(Directions for this task):
Write out the material exactly, leaving every picture behind.
::::::::::
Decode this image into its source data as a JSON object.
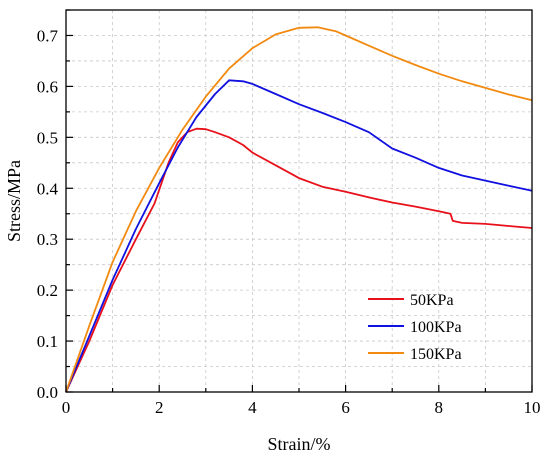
{
  "chart_data": {
    "type": "line",
    "xlabel": "Strain/%",
    "ylabel": "Stress/MPa",
    "xlim": [
      0,
      10
    ],
    "ylim": [
      0,
      0.75
    ],
    "x_ticks": [
      "0",
      "2",
      "4",
      "6",
      "8",
      "10"
    ],
    "y_ticks": [
      "0.0",
      "0.1",
      "0.2",
      "0.3",
      "0.4",
      "0.5",
      "0.6",
      "0.7"
    ],
    "grid": true,
    "legend_position": "lower-right",
    "series": [
      {
        "name": "50KPa",
        "color": "#e8101a",
        "points": [
          [
            0,
            0
          ],
          [
            0.5,
            0.1
          ],
          [
            1.0,
            0.21
          ],
          [
            1.5,
            0.3
          ],
          [
            1.9,
            0.37
          ],
          [
            2.2,
            0.45
          ],
          [
            2.4,
            0.49
          ],
          [
            2.6,
            0.51
          ],
          [
            2.8,
            0.517
          ],
          [
            3.0,
            0.516
          ],
          [
            3.2,
            0.51
          ],
          [
            3.5,
            0.5
          ],
          [
            3.8,
            0.485
          ],
          [
            4.0,
            0.47
          ],
          [
            4.5,
            0.445
          ],
          [
            5.0,
            0.42
          ],
          [
            5.5,
            0.403
          ],
          [
            6.0,
            0.393
          ],
          [
            6.5,
            0.382
          ],
          [
            7.0,
            0.372
          ],
          [
            7.5,
            0.364
          ],
          [
            8.0,
            0.355
          ],
          [
            8.25,
            0.35
          ],
          [
            8.3,
            0.336
          ],
          [
            8.5,
            0.332
          ],
          [
            9.0,
            0.33
          ],
          [
            9.5,
            0.326
          ],
          [
            10.0,
            0.322
          ]
        ]
      },
      {
        "name": "100KPa",
        "color": "#1010e0",
        "points": [
          [
            0,
            0
          ],
          [
            0.5,
            0.11
          ],
          [
            1.0,
            0.22
          ],
          [
            1.5,
            0.32
          ],
          [
            2.0,
            0.41
          ],
          [
            2.4,
            0.48
          ],
          [
            2.8,
            0.54
          ],
          [
            3.2,
            0.585
          ],
          [
            3.5,
            0.612
          ],
          [
            3.8,
            0.61
          ],
          [
            4.0,
            0.605
          ],
          [
            4.5,
            0.585
          ],
          [
            5.0,
            0.565
          ],
          [
            5.5,
            0.548
          ],
          [
            6.0,
            0.53
          ],
          [
            6.5,
            0.51
          ],
          [
            7.0,
            0.478
          ],
          [
            7.5,
            0.46
          ],
          [
            8.0,
            0.44
          ],
          [
            8.5,
            0.425
          ],
          [
            9.0,
            0.415
          ],
          [
            9.5,
            0.405
          ],
          [
            10.0,
            0.395
          ]
        ]
      },
      {
        "name": "150KPa",
        "color": "#f28a10",
        "points": [
          [
            0,
            0
          ],
          [
            0.5,
            0.13
          ],
          [
            1.0,
            0.255
          ],
          [
            1.5,
            0.355
          ],
          [
            2.0,
            0.44
          ],
          [
            2.5,
            0.515
          ],
          [
            3.0,
            0.58
          ],
          [
            3.5,
            0.635
          ],
          [
            4.0,
            0.675
          ],
          [
            4.5,
            0.702
          ],
          [
            5.0,
            0.715
          ],
          [
            5.4,
            0.716
          ],
          [
            5.8,
            0.708
          ],
          [
            6.0,
            0.7
          ],
          [
            6.5,
            0.68
          ],
          [
            7.0,
            0.66
          ],
          [
            7.5,
            0.642
          ],
          [
            8.0,
            0.625
          ],
          [
            8.5,
            0.61
          ],
          [
            9.0,
            0.597
          ],
          [
            9.5,
            0.584
          ],
          [
            10.0,
            0.573
          ]
        ]
      }
    ]
  }
}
::::::::::
(Response):
Decode this image into its source data as a JSON object.
{
  "chart_data": {
    "type": "line",
    "xlabel": "Strain/%",
    "ylabel": "Stress/MPa",
    "xlim": [
      0,
      10
    ],
    "ylim": [
      0,
      0.75
    ],
    "x_ticks": [
      "0",
      "2",
      "4",
      "6",
      "8",
      "10"
    ],
    "y_ticks": [
      "0.0",
      "0.1",
      "0.2",
      "0.3",
      "0.4",
      "0.5",
      "0.6",
      "0.7"
    ],
    "grid": true,
    "legend_position": "lower-right",
    "series": [
      {
        "name": "50KPa",
        "color": "#e8101a",
        "points": [
          [
            0,
            0
          ],
          [
            0.5,
            0.1
          ],
          [
            1.0,
            0.21
          ],
          [
            1.5,
            0.3
          ],
          [
            1.9,
            0.37
          ],
          [
            2.2,
            0.45
          ],
          [
            2.4,
            0.49
          ],
          [
            2.6,
            0.51
          ],
          [
            2.8,
            0.517
          ],
          [
            3.0,
            0.516
          ],
          [
            3.2,
            0.51
          ],
          [
            3.5,
            0.5
          ],
          [
            3.8,
            0.485
          ],
          [
            4.0,
            0.47
          ],
          [
            4.5,
            0.445
          ],
          [
            5.0,
            0.42
          ],
          [
            5.5,
            0.403
          ],
          [
            6.0,
            0.393
          ],
          [
            6.5,
            0.382
          ],
          [
            7.0,
            0.372
          ],
          [
            7.5,
            0.364
          ],
          [
            8.0,
            0.355
          ],
          [
            8.25,
            0.35
          ],
          [
            8.3,
            0.336
          ],
          [
            8.5,
            0.332
          ],
          [
            9.0,
            0.33
          ],
          [
            9.5,
            0.326
          ],
          [
            10.0,
            0.322
          ]
        ]
      },
      {
        "name": "100KPa",
        "color": "#1010e0",
        "points": [
          [
            0,
            0
          ],
          [
            0.5,
            0.11
          ],
          [
            1.0,
            0.22
          ],
          [
            1.5,
            0.32
          ],
          [
            2.0,
            0.41
          ],
          [
            2.4,
            0.48
          ],
          [
            2.8,
            0.54
          ],
          [
            3.2,
            0.585
          ],
          [
            3.5,
            0.612
          ],
          [
            3.8,
            0.61
          ],
          [
            4.0,
            0.605
          ],
          [
            4.5,
            0.585
          ],
          [
            5.0,
            0.565
          ],
          [
            5.5,
            0.548
          ],
          [
            6.0,
            0.53
          ],
          [
            6.5,
            0.51
          ],
          [
            7.0,
            0.478
          ],
          [
            7.5,
            0.46
          ],
          [
            8.0,
            0.44
          ],
          [
            8.5,
            0.425
          ],
          [
            9.0,
            0.415
          ],
          [
            9.5,
            0.405
          ],
          [
            10.0,
            0.395
          ]
        ]
      },
      {
        "name": "150KPa",
        "color": "#f28a10",
        "points": [
          [
            0,
            0
          ],
          [
            0.5,
            0.13
          ],
          [
            1.0,
            0.255
          ],
          [
            1.5,
            0.355
          ],
          [
            2.0,
            0.44
          ],
          [
            2.5,
            0.515
          ],
          [
            3.0,
            0.58
          ],
          [
            3.5,
            0.635
          ],
          [
            4.0,
            0.675
          ],
          [
            4.5,
            0.702
          ],
          [
            5.0,
            0.715
          ],
          [
            5.4,
            0.716
          ],
          [
            5.8,
            0.708
          ],
          [
            6.0,
            0.7
          ],
          [
            6.5,
            0.68
          ],
          [
            7.0,
            0.66
          ],
          [
            7.5,
            0.642
          ],
          [
            8.0,
            0.625
          ],
          [
            8.5,
            0.61
          ],
          [
            9.0,
            0.597
          ],
          [
            9.5,
            0.584
          ],
          [
            10.0,
            0.573
          ]
        ]
      }
    ]
  }
}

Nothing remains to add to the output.